» SUPPLIED RECORDS
-- BEGIN --
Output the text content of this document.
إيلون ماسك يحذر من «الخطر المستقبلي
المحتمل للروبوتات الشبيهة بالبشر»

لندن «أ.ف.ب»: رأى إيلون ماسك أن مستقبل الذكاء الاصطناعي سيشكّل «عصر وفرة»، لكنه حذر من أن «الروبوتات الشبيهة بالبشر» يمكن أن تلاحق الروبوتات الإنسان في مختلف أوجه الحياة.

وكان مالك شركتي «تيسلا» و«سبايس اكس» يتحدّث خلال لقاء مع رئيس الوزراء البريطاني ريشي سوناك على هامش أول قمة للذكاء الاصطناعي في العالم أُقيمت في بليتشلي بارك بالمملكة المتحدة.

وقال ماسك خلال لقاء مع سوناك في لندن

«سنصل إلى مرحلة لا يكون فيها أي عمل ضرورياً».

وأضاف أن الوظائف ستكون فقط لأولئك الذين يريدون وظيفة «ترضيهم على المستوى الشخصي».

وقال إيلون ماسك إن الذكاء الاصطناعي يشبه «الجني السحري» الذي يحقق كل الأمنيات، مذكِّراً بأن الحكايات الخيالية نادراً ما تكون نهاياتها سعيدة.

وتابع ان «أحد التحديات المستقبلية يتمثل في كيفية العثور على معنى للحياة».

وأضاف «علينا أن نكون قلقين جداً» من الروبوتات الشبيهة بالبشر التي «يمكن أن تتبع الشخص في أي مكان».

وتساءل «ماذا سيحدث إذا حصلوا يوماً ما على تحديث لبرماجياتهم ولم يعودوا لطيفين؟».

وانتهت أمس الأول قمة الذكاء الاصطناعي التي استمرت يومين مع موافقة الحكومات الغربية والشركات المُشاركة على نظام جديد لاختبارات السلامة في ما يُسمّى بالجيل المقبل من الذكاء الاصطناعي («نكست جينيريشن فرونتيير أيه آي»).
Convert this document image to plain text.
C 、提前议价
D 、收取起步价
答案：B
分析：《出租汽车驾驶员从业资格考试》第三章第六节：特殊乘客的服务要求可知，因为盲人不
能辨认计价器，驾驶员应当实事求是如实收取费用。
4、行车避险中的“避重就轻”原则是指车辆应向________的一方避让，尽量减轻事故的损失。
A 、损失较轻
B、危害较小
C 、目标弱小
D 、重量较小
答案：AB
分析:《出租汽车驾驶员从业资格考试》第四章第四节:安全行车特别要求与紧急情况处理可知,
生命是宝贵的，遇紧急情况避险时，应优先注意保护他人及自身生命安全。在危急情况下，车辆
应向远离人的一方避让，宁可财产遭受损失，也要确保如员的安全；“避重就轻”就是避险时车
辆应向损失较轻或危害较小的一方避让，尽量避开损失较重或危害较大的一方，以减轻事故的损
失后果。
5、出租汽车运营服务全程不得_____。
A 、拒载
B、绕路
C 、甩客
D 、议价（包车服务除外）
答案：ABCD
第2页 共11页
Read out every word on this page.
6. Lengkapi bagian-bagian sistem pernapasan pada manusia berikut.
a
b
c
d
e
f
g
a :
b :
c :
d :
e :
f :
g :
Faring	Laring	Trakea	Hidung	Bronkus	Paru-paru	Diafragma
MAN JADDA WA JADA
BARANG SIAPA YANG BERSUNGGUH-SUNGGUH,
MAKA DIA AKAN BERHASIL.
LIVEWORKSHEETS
-- END --
» TASK INSTRUCTIONS
Take the data above and return it exactly.

» RESULT OF THE EXERCISE
Output the text content of this document.
إيلون ماسك يحذر من «الخطر المستقبلي
المحتمل للروبوتات الشبيهة بالبشر»

لندن «أ.ف.ب»: رأى إيلون ماسك أن مستقبل الذكاء الاصطناعي سيشكّل «عصر وفرة»، لكنه حذر من أن «الروبوتات الشبيهة بالبشر» يمكن أن تلاحق الروبوتات الإنسان في مختلف أوجه الحياة.

وكان مالك شركتي «تيسلا» و«سبايس اكس» يتحدّث خلال لقاء مع رئيس الوزراء البريطاني ريشي سوناك على هامش أول قمة للذكاء الاصطناعي في العالم أُقيمت في بليتشلي بارك بالمملكة المتحدة.

وقال ماسك خلال لقاء مع سوناك في لندن

«سنصل إلى مرحلة لا يكون فيها أي عمل ضرورياً».

وأضاف أن الوظائف ستكون فقط لأولئك الذين يريدون وظيفة «ترضيهم على المستوى الشخصي».

وقال إيلون ماسك إن الذكاء الاصطناعي يشبه «الجني السحري» الذي يحقق كل الأمنيات، مذكِّراً بأن الحكايات الخيالية نادراً ما تكون نهاياتها سعيدة.

وتابع ان «أحد التحديات المستقبلية يتمثل في كيفية العثور على معنى للحياة».

وأضاف «علينا أن نكون قلقين جداً» من الروبوتات الشبيهة بالبشر التي «يمكن أن تتبع الشخص في أي مكان».

وتساءل «ماذا سيحدث إذا حصلوا يوماً ما على تحديث لبرماجياتهم ولم يعودوا لطيفين؟».

وانتهت أمس الأول قمة الذكاء الاصطناعي التي استمرت يومين مع موافقة الحكومات الغربية والشركات المُشاركة على نظام جديد لاختبارات السلامة في ما يُسمّى بالجيل المقبل من الذكاء الاصطناعي («نكست جينيريشن فرونتيير أيه آي»).
Convert this document image to plain text.
C 、提前议价
D 、收取起步价
答案：B
分析：《出租汽车驾驶员从业资格考试》第三章第六节：特殊乘客的服务要求可知，因为盲人不
能辨认计价器，驾驶员应当实事求是如实收取费用。
4、行车避险中的“避重就轻”原则是指车辆应向________的一方避让，尽量减轻事故的损失。
A 、损失较轻
B、危害较小
C 、目标弱小
D 、重量较小
答案：AB
分析:《出租汽车驾驶员从业资格考试》第四章第四节:安全行车特别要求与紧急情况处理可知,
生命是宝贵的，遇紧急情况避险时，应优先注意保护他人及自身生命安全。在危急情况下，车辆
应向远离人的一方避让，宁可财产遭受损失，也要确保如员的安全；“避重就轻”就是避险时车
辆应向损失较轻或危害较小的一方避让，尽量避开损失较重或危害较大的一方，以减轻事故的损
失后果。
5、出租汽车运营服务全程不得_____。
A 、拒载
B、绕路
C 、甩客
D 、议价（包车服务除外）
答案：ABCD
第2页 共11页
Read out every word on this page.
6. Lengkapi bagian-bagian sistem pernapasan pada manusia berikut.
a
b
c
d
e
f
g
a :
b :
c :
d :
e :
f :
g :
Faring	Laring	Trakea	Hidung	Bronkus	Paru-paru	Diafragma
MAN JADDA WA JADA
BARANG SIAPA YANG BERSUNGGUH-SUNGGUH,
MAKA DIA AKAN BERHASIL.
LIVEWORKSHEETS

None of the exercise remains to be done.